## [The problem]
Write out every entry, unchanged. Skip any picture.

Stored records
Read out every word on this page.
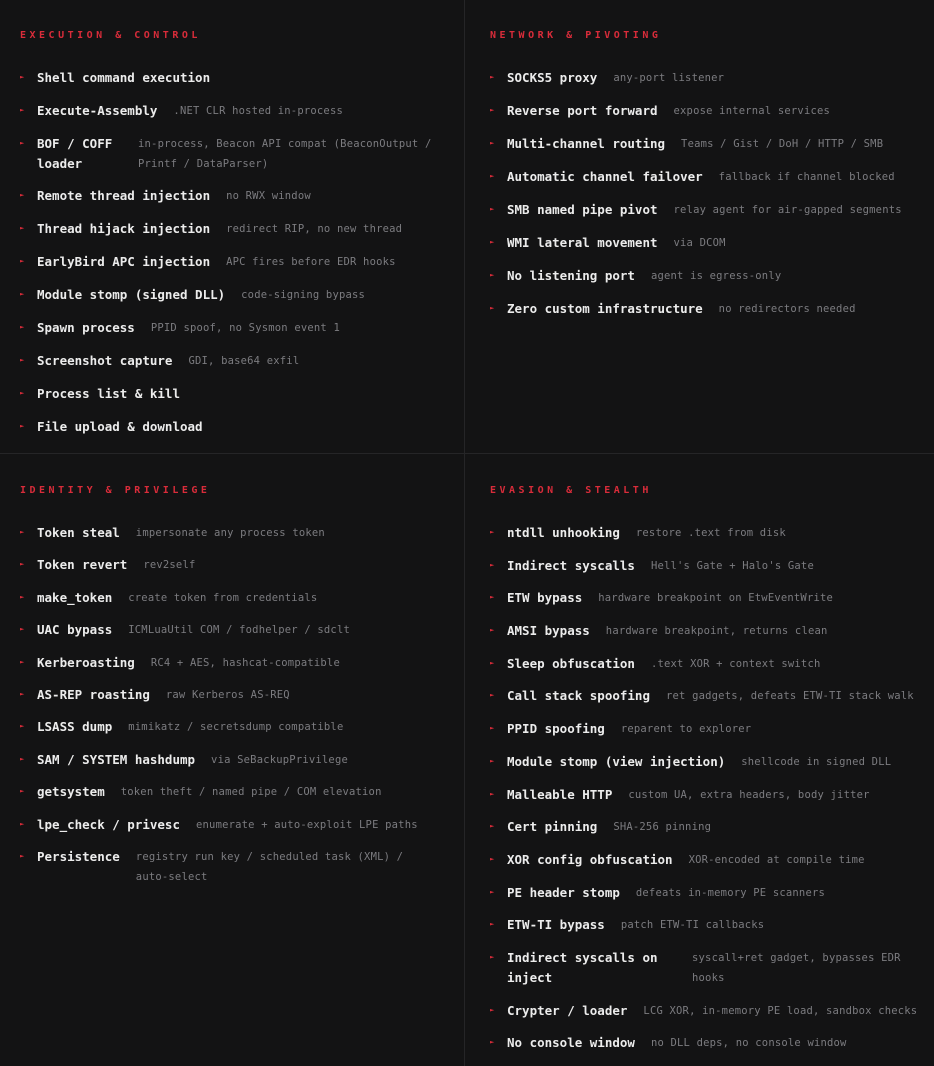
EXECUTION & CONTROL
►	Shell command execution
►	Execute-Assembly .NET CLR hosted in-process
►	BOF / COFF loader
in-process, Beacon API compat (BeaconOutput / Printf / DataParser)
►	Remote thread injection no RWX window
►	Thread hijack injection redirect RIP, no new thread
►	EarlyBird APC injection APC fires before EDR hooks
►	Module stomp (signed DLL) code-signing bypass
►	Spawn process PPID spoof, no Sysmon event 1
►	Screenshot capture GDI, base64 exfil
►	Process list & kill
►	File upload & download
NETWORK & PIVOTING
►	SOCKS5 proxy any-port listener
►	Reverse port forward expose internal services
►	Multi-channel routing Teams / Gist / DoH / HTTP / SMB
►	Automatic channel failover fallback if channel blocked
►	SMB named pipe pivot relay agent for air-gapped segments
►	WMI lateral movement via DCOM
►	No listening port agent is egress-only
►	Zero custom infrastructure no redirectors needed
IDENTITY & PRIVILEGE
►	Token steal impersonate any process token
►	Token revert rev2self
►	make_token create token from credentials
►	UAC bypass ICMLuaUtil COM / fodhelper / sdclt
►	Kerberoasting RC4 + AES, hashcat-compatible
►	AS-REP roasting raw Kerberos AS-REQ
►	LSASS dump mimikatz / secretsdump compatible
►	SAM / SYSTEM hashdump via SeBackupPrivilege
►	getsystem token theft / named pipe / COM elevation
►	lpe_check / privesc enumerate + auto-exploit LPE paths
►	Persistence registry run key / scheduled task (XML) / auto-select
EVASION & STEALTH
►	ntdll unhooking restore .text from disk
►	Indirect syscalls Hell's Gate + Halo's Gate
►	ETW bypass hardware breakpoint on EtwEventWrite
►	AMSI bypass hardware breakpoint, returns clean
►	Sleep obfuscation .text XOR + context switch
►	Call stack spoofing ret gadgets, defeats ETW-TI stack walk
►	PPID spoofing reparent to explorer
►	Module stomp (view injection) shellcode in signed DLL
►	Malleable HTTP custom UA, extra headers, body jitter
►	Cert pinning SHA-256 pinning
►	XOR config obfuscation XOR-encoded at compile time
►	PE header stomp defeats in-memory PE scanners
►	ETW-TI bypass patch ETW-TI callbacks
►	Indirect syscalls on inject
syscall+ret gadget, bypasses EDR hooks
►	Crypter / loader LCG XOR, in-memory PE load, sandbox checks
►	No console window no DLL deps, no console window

## [Output for this exercise]
Read out every word on this page.
EXECUTION & CONTROL
►	Shell command execution
►	Execute-Assembly .NET CLR hosted in-process
►	BOF / COFF loader
in-process, Beacon API compat (BeaconOutput / Printf / DataParser)
►	Remote thread injection no RWX window
►	Thread hijack injection redirect RIP, no new thread
►	EarlyBird APC injection APC fires before EDR hooks
►	Module stomp (signed DLL) code-signing bypass
►	Spawn process PPID spoof, no Sysmon event 1
►	Screenshot capture GDI, base64 exfil
►	Process list & kill
►	File upload & download
NETWORK & PIVOTING
►	SOCKS5 proxy any-port listener
►	Reverse port forward expose internal services
►	Multi-channel routing Teams / Gist / DoH / HTTP / SMB
►	Automatic channel failover fallback if channel blocked
►	SMB named pipe pivot relay agent for air-gapped segments
►	WMI lateral movement via DCOM
►	No listening port agent is egress-only
►	Zero custom infrastructure no redirectors needed
IDENTITY & PRIVILEGE
►	Token steal impersonate any process token
►	Token revert rev2self
►	make_token create token from credentials
►	UAC bypass ICMLuaUtil COM / fodhelper / sdclt
►	Kerberoasting RC4 + AES, hashcat-compatible
►	AS-REP roasting raw Kerberos AS-REQ
►	LSASS dump mimikatz / secretsdump compatible
►	SAM / SYSTEM hashdump via SeBackupPrivilege
►	getsystem token theft / named pipe / COM elevation
►	lpe_check / privesc enumerate + auto-exploit LPE paths
►	Persistence registry run key / scheduled task (XML) / auto-select
EVASION & STEALTH
►	ntdll unhooking restore .text from disk
►	Indirect syscalls Hell's Gate + Halo's Gate
►	ETW bypass hardware breakpoint on EtwEventWrite
►	AMSI bypass hardware breakpoint, returns clean
►	Sleep obfuscation .text XOR + context switch
►	Call stack spoofing ret gadgets, defeats ETW-TI stack walk
►	PPID spoofing reparent to explorer
►	Module stomp (view injection) shellcode in signed DLL
►	Malleable HTTP custom UA, extra headers, body jitter
►	Cert pinning SHA-256 pinning
►	XOR config obfuscation XOR-encoded at compile time
►	PE header stomp defeats in-memory PE scanners
►	ETW-TI bypass patch ETW-TI callbacks
►	Indirect syscalls on inject
syscall+ret gadget, bypasses EDR hooks
►	Crypter / loader LCG XOR, in-memory PE load, sandbox checks
►	No console window no DLL deps, no console window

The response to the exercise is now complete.